• [READING TEXT]:
>>>>>
I was, am, and always will be an equal and loyal fan to both shows. They both are greatly entertaining, and when I first saw them, they were appointment TV. After school, I would drop what I was doing and watch TOS as if hypnotized, and then of course, go outside or in my room and re-enact everything I saw. When I was in college, my friends and I would meet at my apartment, or with whichever girlfriend I was living with at the time, and watch TNG. On nights that I had gigs, it was generally understood that I would be arriving late if TNG didn’t finish until 9:00 PM. There was no arguing with me about that, and fortunately I was good enough to be put up with. I would say 90 % of all my Halloweens and of course all conventions have been spent in a Star Trek costume. As a matter of fact Halloween is my favorite holiday because of that very fact. I’ve been TOS command, TNG command, Ferengi, Klingon, and Thrall.
TOS and TNG rule the world. Long live Star Trek.

I was disapointed 20 years ago when it started and i was still disapointed 13 years ago when it ended.

out of 7 years of episodes, only a handful were ever memorable let alone interesting. i.e. yesterdays enterprise,best of both worlds (part 1) and “inner light”.

even after 7 years, knowing each main characters first name, where they come from and so forth,,, i just didn’t care. no interest. no curiousity. no depth was ever created. boring, bland and no excitment.

The one true thing i did learn, or realize from Next Generation
(as well as it’s spin-offs) was,

Just Because it has phasers,communicators,tricorders and transporters, along with saucer shaped spaceships with nacelles.

doesnt always mean it has the star trek feel..

Oh man… I can’t believe the early episodes had men wearing skirts like the women…

Happy birthday, TNG!

I also watched the show over the following weekend, not Monday, though.
<<<<<
• [WRITTEN PROBLEM]:
Carry the Star Trek fan comments forward from their final line, matching their style. The material that comes next is separate from the Star Trek fan comments.

• [GIVEN INFORMATION]:
>>>>>
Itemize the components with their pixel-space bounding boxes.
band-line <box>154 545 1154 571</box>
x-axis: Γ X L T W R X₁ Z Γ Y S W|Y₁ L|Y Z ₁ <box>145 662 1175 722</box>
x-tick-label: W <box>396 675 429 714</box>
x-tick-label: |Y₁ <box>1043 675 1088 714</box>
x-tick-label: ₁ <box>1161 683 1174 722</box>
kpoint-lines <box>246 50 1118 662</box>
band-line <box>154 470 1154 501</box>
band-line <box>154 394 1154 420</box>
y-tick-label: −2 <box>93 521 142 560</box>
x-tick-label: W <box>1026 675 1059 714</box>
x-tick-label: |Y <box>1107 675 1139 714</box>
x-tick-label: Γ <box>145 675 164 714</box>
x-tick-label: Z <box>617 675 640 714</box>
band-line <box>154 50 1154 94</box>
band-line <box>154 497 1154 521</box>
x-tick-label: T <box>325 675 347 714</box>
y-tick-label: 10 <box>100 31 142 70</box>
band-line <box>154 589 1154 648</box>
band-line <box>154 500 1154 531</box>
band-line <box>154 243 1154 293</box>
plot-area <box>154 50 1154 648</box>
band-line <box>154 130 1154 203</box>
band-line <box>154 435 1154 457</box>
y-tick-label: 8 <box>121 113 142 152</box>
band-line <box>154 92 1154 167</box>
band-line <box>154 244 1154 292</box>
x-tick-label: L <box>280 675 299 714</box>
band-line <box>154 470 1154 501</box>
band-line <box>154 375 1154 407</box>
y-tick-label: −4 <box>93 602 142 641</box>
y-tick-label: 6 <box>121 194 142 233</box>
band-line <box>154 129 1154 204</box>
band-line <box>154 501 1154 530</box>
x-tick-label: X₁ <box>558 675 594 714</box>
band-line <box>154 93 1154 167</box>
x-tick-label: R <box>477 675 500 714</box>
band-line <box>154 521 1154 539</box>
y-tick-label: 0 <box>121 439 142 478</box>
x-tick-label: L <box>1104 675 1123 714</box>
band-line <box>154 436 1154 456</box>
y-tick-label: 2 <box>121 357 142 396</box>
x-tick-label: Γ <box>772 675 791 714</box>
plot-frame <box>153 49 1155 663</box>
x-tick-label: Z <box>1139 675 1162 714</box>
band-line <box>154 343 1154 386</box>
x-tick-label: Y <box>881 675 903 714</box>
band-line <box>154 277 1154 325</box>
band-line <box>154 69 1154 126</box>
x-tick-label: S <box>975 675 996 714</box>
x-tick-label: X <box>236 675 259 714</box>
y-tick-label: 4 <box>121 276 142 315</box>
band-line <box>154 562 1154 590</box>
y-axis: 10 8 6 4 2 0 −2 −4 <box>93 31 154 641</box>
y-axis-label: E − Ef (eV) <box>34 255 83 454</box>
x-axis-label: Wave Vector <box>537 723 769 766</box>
<<<<<
• [RESPONSE TO THE TASK]:
I’d been waiting eagerly for the show’s premiere ever since reading David Gerrold’s updates in Starlog. Watched “Encounter at Farpoint” and thought there was potential there, though the space jellyfish holding tentacles at the end had us scoffng. Then during science class on Monday we talked about the show.

It was the start of something big, though I wouldn’t really know that until a few years later.

Happy Birthday to the one of the most beloved Trek incarnations out there!

Live long and prosper, TNG!

I love both series’, but TNG had some marvelous story-arcs. TNG worked best, I think, when it was political versus when it was about exploration. Less technobabble and less Bragga. The story arc of the Klingon Civil War between the Duras and Gowron families. Tony Todd as Worf’s brother sitting with Picard trying to eat cooked meat and patronizing Worf. Picards decision to leave the fight when the Civil War breaks out even though Worf might be killed. The Romulans trying to supply arms to Duras. Tasha Yar’s daughter. This stuff was awesome.

How relevant is ‘Drumhead’ right now in our society? I’d say very.

Roga Danar in ‘The Hunted’?
“Captain, this is a matter of national security.”

“A matter of internal security, the age-old cry of the oppressor.”
– Jean Luc Picard

Powerful Stuff I think.

Star Trek The Next Generation is BRILLIANT I love it I watched a bunch of episodes recently for the anniversary and I hadn’t seen All Good Things… for a long time and it’s a great series finally the best of all the Star Trek series. There’s nothing that can beat the Best of Both World’s cliffhanger when the music rises and Riker says “Fire” it’s simple the BEST.

And,,,,,, The Biggest Let Down And Disapointment Ever ; When Months Later During Best of Both worlds part 2, Picard / Lucutis says
“sleep!!!”.

and for the next 4 years, while watching next generation, thats what i tried not to do . “sleep” ZZZZZZZZZZZZZZZZZZZZZZZZ LOL

Being a big TOS fan from way back (watched the TOS as a kid) I remember all the hype surrounding TNG.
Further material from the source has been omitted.